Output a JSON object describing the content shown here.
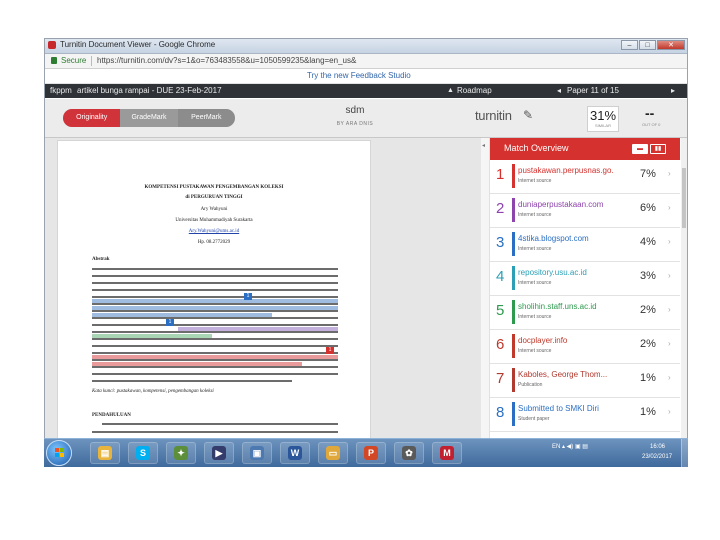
{
  "window": {
    "title": "Turnitin Document Viewer - Google Chrome",
    "controls": {
      "minimize": "–",
      "maximize": "□",
      "close": "✕"
    }
  },
  "address": {
    "secure_label": "Secure",
    "url": "https://turnitin.com/dv?s=1&o=763483558&u=1050599235&lang=en_us&"
  },
  "feedback_banner": "Try the new Feedback Studio",
  "header": {
    "user": "fkppm",
    "document": "artikel bunga rampai - DUE 23-Feb-2017",
    "roadmap": "Roadmap",
    "pager": "Paper 11 of 15",
    "prev": "◂",
    "next": "▸"
  },
  "tabs": [
    {
      "label": "Originality"
    },
    {
      "label": "GradeMark"
    },
    {
      "label": "PeerMark"
    }
  ],
  "doc_title": "sdm",
  "doc_author": "BY ARA DNIS",
  "logo": {
    "text": "turnitin",
    "icon": "✎"
  },
  "similarity": {
    "value": "31%",
    "label": "SIMILAR"
  },
  "grademark": {
    "value": "--",
    "label": "OUT OF 0"
  },
  "paper": {
    "title_line1": "KOMPETENSI PUSTAKAWAN PENGEMBANGAN KOLEKSI",
    "title_line2": "di PERGURUAN TINGGI",
    "author": "Ary Wahyuni",
    "affiliation": "Universitas Muhammadiyah Surakarta",
    "email": "Ary.Wahyuni@ums.ac.id",
    "phone": "Hp. 08.2772029",
    "abstract_heading": "Abstrak",
    "keywords": "Kata kunci: pustakawan, kompetensi, pengembangan koleksi",
    "section_heading": "PENDAHULUAN",
    "markers": [
      "1",
      "1",
      "1",
      "1"
    ]
  },
  "match_overview": {
    "title": "Match Overview",
    "icons": {
      "list": "▬",
      "chart": "▮▮"
    },
    "sources": [
      {
        "num": "1",
        "name": "pustakawan.perpusnas.go.id",
        "type": "Internet source",
        "pct": "7%",
        "color": "#d5312e"
      },
      {
        "num": "2",
        "name": "duniaperpustakaan.com",
        "type": "Internet source",
        "pct": "6%",
        "color": "#8e44ad"
      },
      {
        "num": "3",
        "name": "4stika.blogspot.com",
        "type": "Internet source",
        "pct": "4%",
        "color": "#2b6fc4"
      },
      {
        "num": "4",
        "name": "repository.usu.ac.id",
        "type": "Internet source",
        "pct": "3%",
        "color": "#2a9fb5"
      },
      {
        "num": "5",
        "name": "sholihin.staff.uns.ac.id",
        "type": "Internet source",
        "pct": "2%",
        "color": "#2e9a4e"
      },
      {
        "num": "6",
        "name": "docplayer.info",
        "type": "Internet source",
        "pct": "2%",
        "color": "#c0392b"
      },
      {
        "num": "7",
        "name": "Kaboles, George Thom...",
        "type": "Publication",
        "pct": "1%",
        "color": "#b03a2e"
      },
      {
        "num": "8",
        "name": "Submitted to SMKI Diri",
        "type": "Student paper",
        "pct": "1%",
        "color": "#2b6fc4"
      }
    ]
  },
  "taskbar": {
    "apps": [
      {
        "name": "folder",
        "glyph": "▤",
        "color": "#e8b43c"
      },
      {
        "name": "skype",
        "glyph": "S",
        "color": "#00aff0"
      },
      {
        "name": "network",
        "glyph": "✦",
        "color": "#5d8f3a"
      },
      {
        "name": "media",
        "glyph": "▶",
        "color": "#333c6b"
      },
      {
        "name": "photo",
        "glyph": "▣",
        "color": "#4c79b0"
      },
      {
        "name": "word",
        "glyph": "W",
        "color": "#2b579a"
      },
      {
        "name": "explorer",
        "glyph": "▭",
        "color": "#e0a83a"
      },
      {
        "name": "powerpoint",
        "glyph": "P",
        "color": "#d24726"
      },
      {
        "name": "paw",
        "glyph": "✿",
        "color": "#5a5a5a"
      },
      {
        "name": "mendeley",
        "glyph": "M",
        "color": "#c02030"
      }
    ],
    "tray": "EN  ▴  ◀)  ▣  ▤",
    "time": "16:06",
    "date": "23/02/2017"
  }
}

○ ○ ○ ○ ○

## YOUR OBJECTIVE
Copy the records exactly as they appear, excluding images.

## SOLUTION TO THE PROBLEM
Output a JSON object describing the content shown here.
{
  "window": {
    "title": "Turnitin Document Viewer - Google Chrome",
    "controls": {
      "minimize": "–",
      "maximize": "□",
      "close": "✕"
    }
  },
  "address": {
    "secure_label": "Secure",
    "url": "https://turnitin.com/dv?s=1&o=763483558&u=1050599235&lang=en_us&"
  },
  "feedback_banner": "Try the new Feedback Studio",
  "header": {
    "user": "fkppm",
    "document": "artikel bunga rampai - DUE 23-Feb-2017",
    "roadmap": "Roadmap",
    "pager": "Paper 11 of 15",
    "prev": "◂",
    "next": "▸"
  },
  "tabs": [
    {
      "label": "Originality"
    },
    {
      "label": "GradeMark"
    },
    {
      "label": "PeerMark"
    }
  ],
  "doc_title": "sdm",
  "doc_author": "BY ARA DNIS",
  "logo": {
    "text": "turnitin",
    "icon": "✎"
  },
  "similarity": {
    "value": "31%",
    "label": "SIMILAR"
  },
  "grademark": {
    "value": "--",
    "label": "OUT OF 0"
  },
  "paper": {
    "title_line1": "KOMPETENSI PUSTAKAWAN PENGEMBANGAN KOLEKSI",
    "title_line2": "di PERGURUAN TINGGI",
    "author": "Ary Wahyuni",
    "affiliation": "Universitas Muhammadiyah Surakarta",
    "email": "Ary.Wahyuni@ums.ac.id",
    "phone": "Hp. 08.2772029",
    "abstract_heading": "Abstrak",
    "keywords": "Kata kunci: pustakawan, kompetensi, pengembangan koleksi",
    "section_heading": "PENDAHULUAN",
    "markers": [
      "1",
      "1",
      "1",
      "1"
    ]
  },
  "match_overview": {
    "title": "Match Overview",
    "icons": {
      "list": "▬",
      "chart": "▮▮"
    },
    "sources": [
      {
        "num": "1",
        "name": "pustakawan.perpusnas.go.id",
        "type": "Internet source",
        "pct": "7%",
        "color": "#d5312e"
      },
      {
        "num": "2",
        "name": "duniaperpustakaan.com",
        "type": "Internet source",
        "pct": "6%",
        "color": "#8e44ad"
      },
      {
        "num": "3",
        "name": "4stika.blogspot.com",
        "type": "Internet source",
        "pct": "4%",
        "color": "#2b6fc4"
      },
      {
        "num": "4",
        "name": "repository.usu.ac.id",
        "type": "Internet source",
        "pct": "3%",
        "color": "#2a9fb5"
      },
      {
        "num": "5",
        "name": "sholihin.staff.uns.ac.id",
        "type": "Internet source",
        "pct": "2%",
        "color": "#2e9a4e"
      },
      {
        "num": "6",
        "name": "docplayer.info",
        "type": "Internet source",
        "pct": "2%",
        "color": "#c0392b"
      },
      {
        "num": "7",
        "name": "Kaboles, George Thom...",
        "type": "Publication",
        "pct": "1%",
        "color": "#b03a2e"
      },
      {
        "num": "8",
        "name": "Submitted to SMKI Diri",
        "type": "Student paper",
        "pct": "1%",
        "color": "#2b6fc4"
      }
    ]
  },
  "taskbar": {
    "apps": [
      {
        "name": "folder",
        "glyph": "▤",
        "color": "#e8b43c"
      },
      {
        "name": "skype",
        "glyph": "S",
        "color": "#00aff0"
      },
      {
        "name": "network",
        "glyph": "✦",
        "color": "#5d8f3a"
      },
      {
        "name": "media",
        "glyph": "▶",
        "color": "#333c6b"
      },
      {
        "name": "photo",
        "glyph": "▣",
        "color": "#4c79b0"
      },
      {
        "name": "word",
        "glyph": "W",
        "color": "#2b579a"
      },
      {
        "name": "explorer",
        "glyph": "▭",
        "color": "#e0a83a"
      },
      {
        "name": "powerpoint",
        "glyph": "P",
        "color": "#d24726"
      },
      {
        "name": "paw",
        "glyph": "✿",
        "color": "#5a5a5a"
      },
      {
        "name": "mendeley",
        "glyph": "M",
        "color": "#c02030"
      }
    ],
    "tray": "EN  ▴  ◀)  ▣  ▤",
    "time": "16:06",
    "date": "23/02/2017"
  }
}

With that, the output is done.